◆ EXERCISE REQUIREMENTS
Leave out the pictures and reproduce all of the data exactly.

[Dataset records]

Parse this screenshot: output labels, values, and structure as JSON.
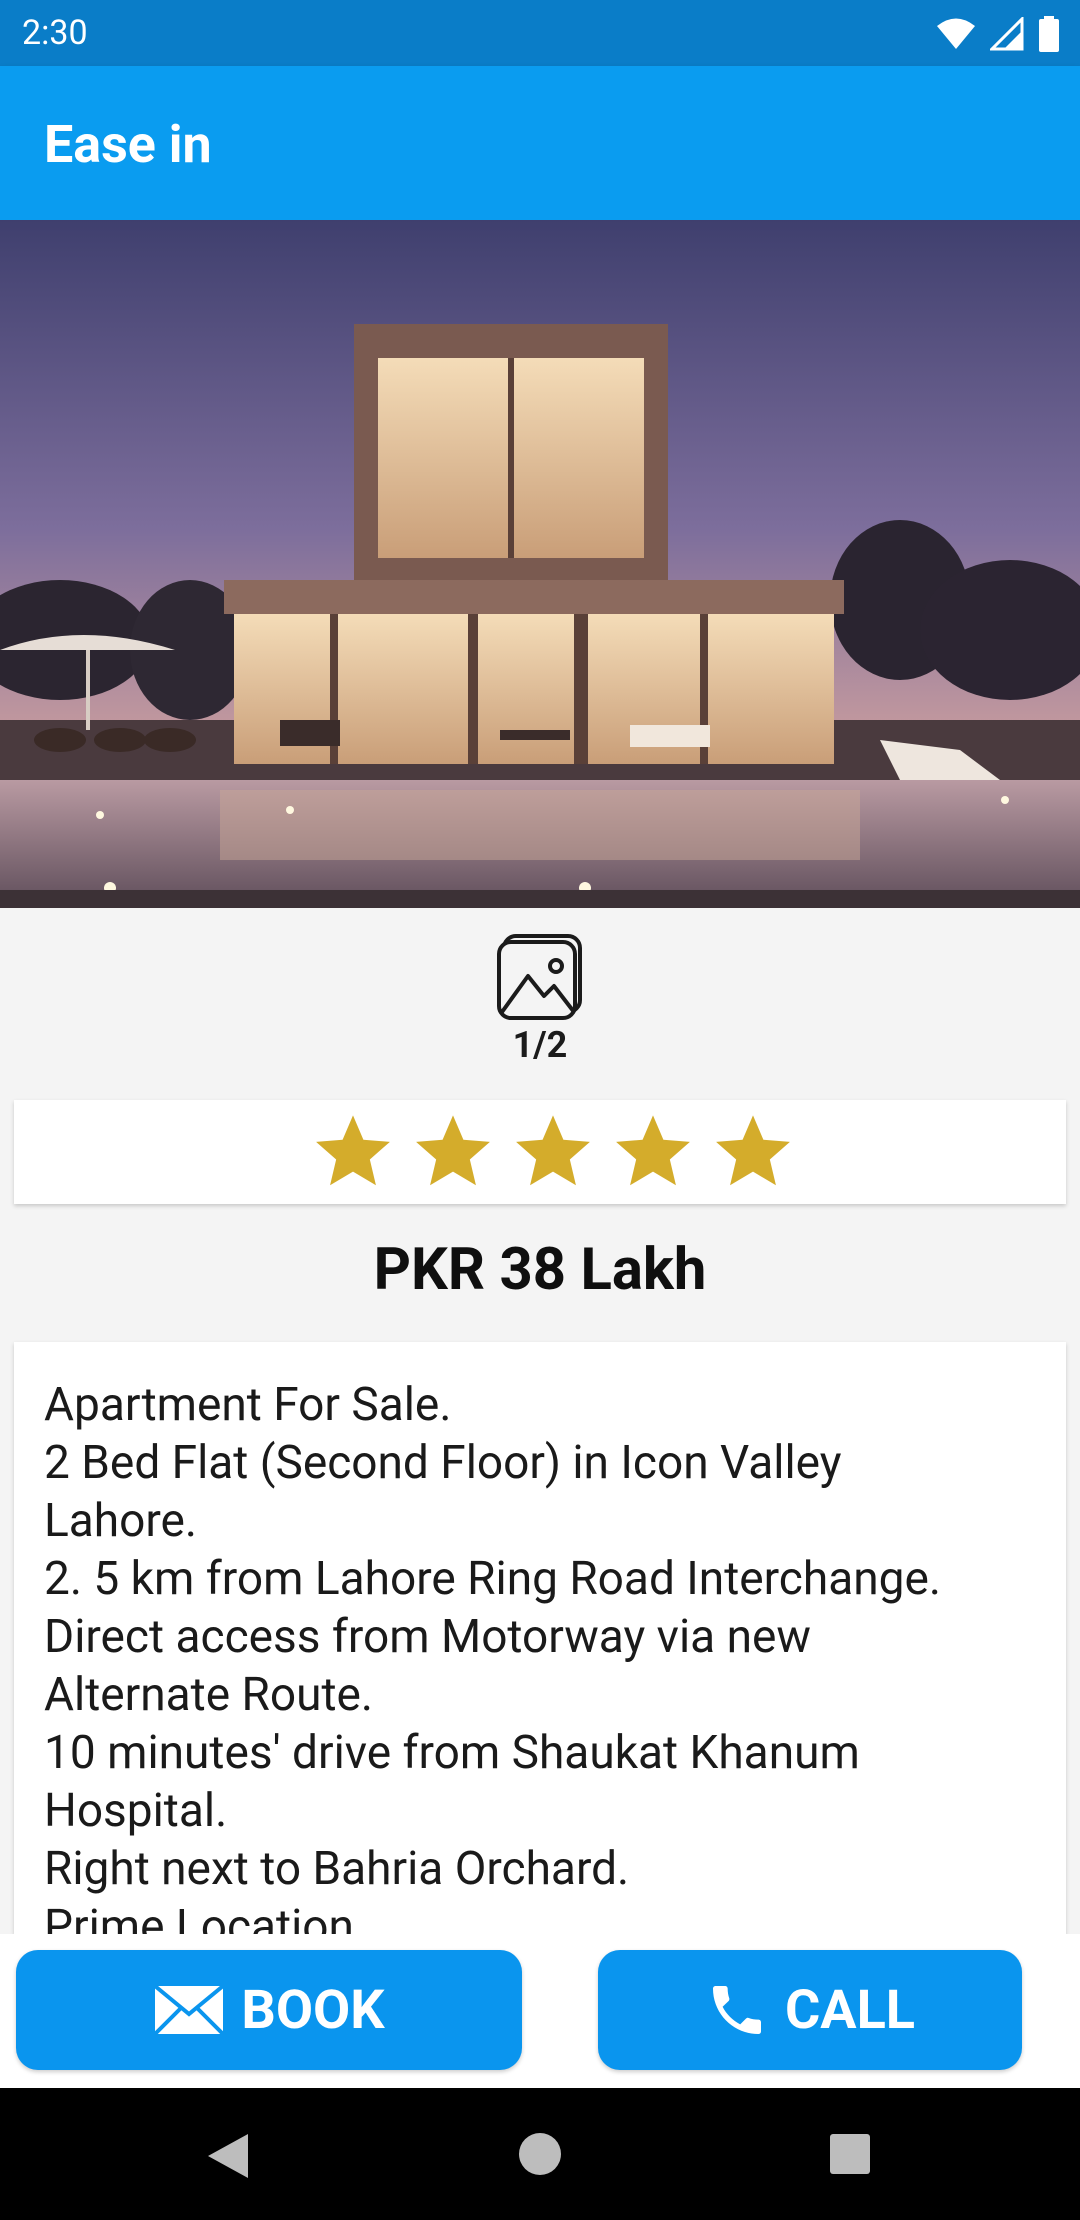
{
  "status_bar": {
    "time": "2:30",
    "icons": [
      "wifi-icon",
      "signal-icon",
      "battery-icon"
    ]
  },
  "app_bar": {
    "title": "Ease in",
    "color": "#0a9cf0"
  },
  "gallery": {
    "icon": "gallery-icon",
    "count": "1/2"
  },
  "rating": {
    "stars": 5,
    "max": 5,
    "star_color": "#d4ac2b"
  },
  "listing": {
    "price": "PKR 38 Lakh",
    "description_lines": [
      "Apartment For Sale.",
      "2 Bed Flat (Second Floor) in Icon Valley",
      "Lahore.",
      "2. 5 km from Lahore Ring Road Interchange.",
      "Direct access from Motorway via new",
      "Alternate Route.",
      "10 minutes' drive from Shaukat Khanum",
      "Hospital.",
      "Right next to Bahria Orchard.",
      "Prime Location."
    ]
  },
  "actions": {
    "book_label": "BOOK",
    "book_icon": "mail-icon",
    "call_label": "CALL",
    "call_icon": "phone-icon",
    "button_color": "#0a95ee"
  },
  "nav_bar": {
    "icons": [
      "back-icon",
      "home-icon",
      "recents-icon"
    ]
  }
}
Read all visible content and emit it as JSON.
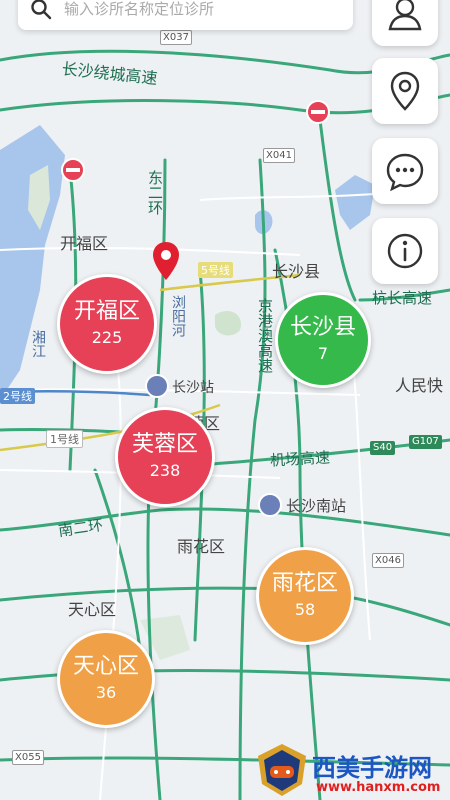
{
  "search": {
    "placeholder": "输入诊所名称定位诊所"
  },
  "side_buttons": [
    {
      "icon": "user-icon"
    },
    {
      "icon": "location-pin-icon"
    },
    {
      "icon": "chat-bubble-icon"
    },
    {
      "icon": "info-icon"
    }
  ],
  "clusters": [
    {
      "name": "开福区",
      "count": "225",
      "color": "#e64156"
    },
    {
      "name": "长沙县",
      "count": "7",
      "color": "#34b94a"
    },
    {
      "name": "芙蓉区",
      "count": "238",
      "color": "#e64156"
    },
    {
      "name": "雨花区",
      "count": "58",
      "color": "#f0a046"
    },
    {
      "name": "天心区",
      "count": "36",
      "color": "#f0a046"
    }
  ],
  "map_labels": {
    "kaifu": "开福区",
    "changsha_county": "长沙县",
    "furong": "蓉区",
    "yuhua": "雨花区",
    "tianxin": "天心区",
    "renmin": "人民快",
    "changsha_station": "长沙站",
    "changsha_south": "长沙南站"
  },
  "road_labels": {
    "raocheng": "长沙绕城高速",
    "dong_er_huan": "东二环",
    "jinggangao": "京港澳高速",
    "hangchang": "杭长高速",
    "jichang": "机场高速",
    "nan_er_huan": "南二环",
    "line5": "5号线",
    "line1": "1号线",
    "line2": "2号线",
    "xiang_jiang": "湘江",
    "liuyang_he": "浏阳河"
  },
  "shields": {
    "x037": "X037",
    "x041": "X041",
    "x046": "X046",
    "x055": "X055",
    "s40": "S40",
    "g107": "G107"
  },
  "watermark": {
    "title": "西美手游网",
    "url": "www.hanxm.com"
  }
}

◆ RESULT OF THE EXERCISE
Parse this screenshot: output labels, values, and structure as JSON.
{
  "status_bar": {
    "time": "2:30",
    "icons": [
      "wifi-icon",
      "signal-icon",
      "battery-icon"
    ]
  },
  "app_bar": {
    "title": "Ease in",
    "color": "#0a9cf0"
  },
  "gallery": {
    "icon": "gallery-icon",
    "count": "1/2"
  },
  "rating": {
    "stars": 5,
    "max": 5,
    "star_color": "#d4ac2b"
  },
  "listing": {
    "price": "PKR 38 Lakh",
    "description_lines": [
      "Apartment For Sale.",
      "2 Bed Flat (Second Floor) in Icon Valley",
      "Lahore.",
      "2. 5 km from Lahore Ring Road Interchange.",
      "Direct access from Motorway via new",
      "Alternate Route.",
      "10 minutes' drive from Shaukat Khanum",
      "Hospital.",
      "Right next to Bahria Orchard.",
      "Prime Location."
    ]
  },
  "actions": {
    "book_label": "BOOK",
    "book_icon": "mail-icon",
    "call_label": "CALL",
    "call_icon": "phone-icon",
    "button_color": "#0a95ee"
  },
  "nav_bar": {
    "icons": [
      "back-icon",
      "home-icon",
      "recents-icon"
    ]
  }
}
Read all visible content and emit it as JSON.
{
  "search": {
    "placeholder": "输入诊所名称定位诊所"
  },
  "side_buttons": [
    {
      "icon": "user-icon"
    },
    {
      "icon": "location-pin-icon"
    },
    {
      "icon": "chat-bubble-icon"
    },
    {
      "icon": "info-icon"
    }
  ],
  "clusters": [
    {
      "name": "开福区",
      "count": "225",
      "color": "#e64156"
    },
    {
      "name": "长沙县",
      "count": "7",
      "color": "#34b94a"
    },
    {
      "name": "芙蓉区",
      "count": "238",
      "color": "#e64156"
    },
    {
      "name": "雨花区",
      "count": "58",
      "color": "#f0a046"
    },
    {
      "name": "天心区",
      "count": "36",
      "color": "#f0a046"
    }
  ],
  "map_labels": {
    "kaifu": "开福区",
    "changsha_county": "长沙县",
    "furong": "蓉区",
    "yuhua": "雨花区",
    "tianxin": "天心区",
    "renmin": "人民快",
    "changsha_station": "长沙站",
    "changsha_south": "长沙南站"
  },
  "road_labels": {
    "raocheng": "长沙绕城高速",
    "dong_er_huan": "东二环",
    "jinggangao": "京港澳高速",
    "hangchang": "杭长高速",
    "jichang": "机场高速",
    "nan_er_huan": "南二环",
    "line5": "5号线",
    "line1": "1号线",
    "line2": "2号线",
    "xiang_jiang": "湘江",
    "liuyang_he": "浏阳河"
  },
  "shields": {
    "x037": "X037",
    "x041": "X041",
    "x046": "X046",
    "x055": "X055",
    "s40": "S40",
    "g107": "G107"
  },
  "watermark": {
    "title": "西美手游网",
    "url": "www.hanxm.com"
  }
}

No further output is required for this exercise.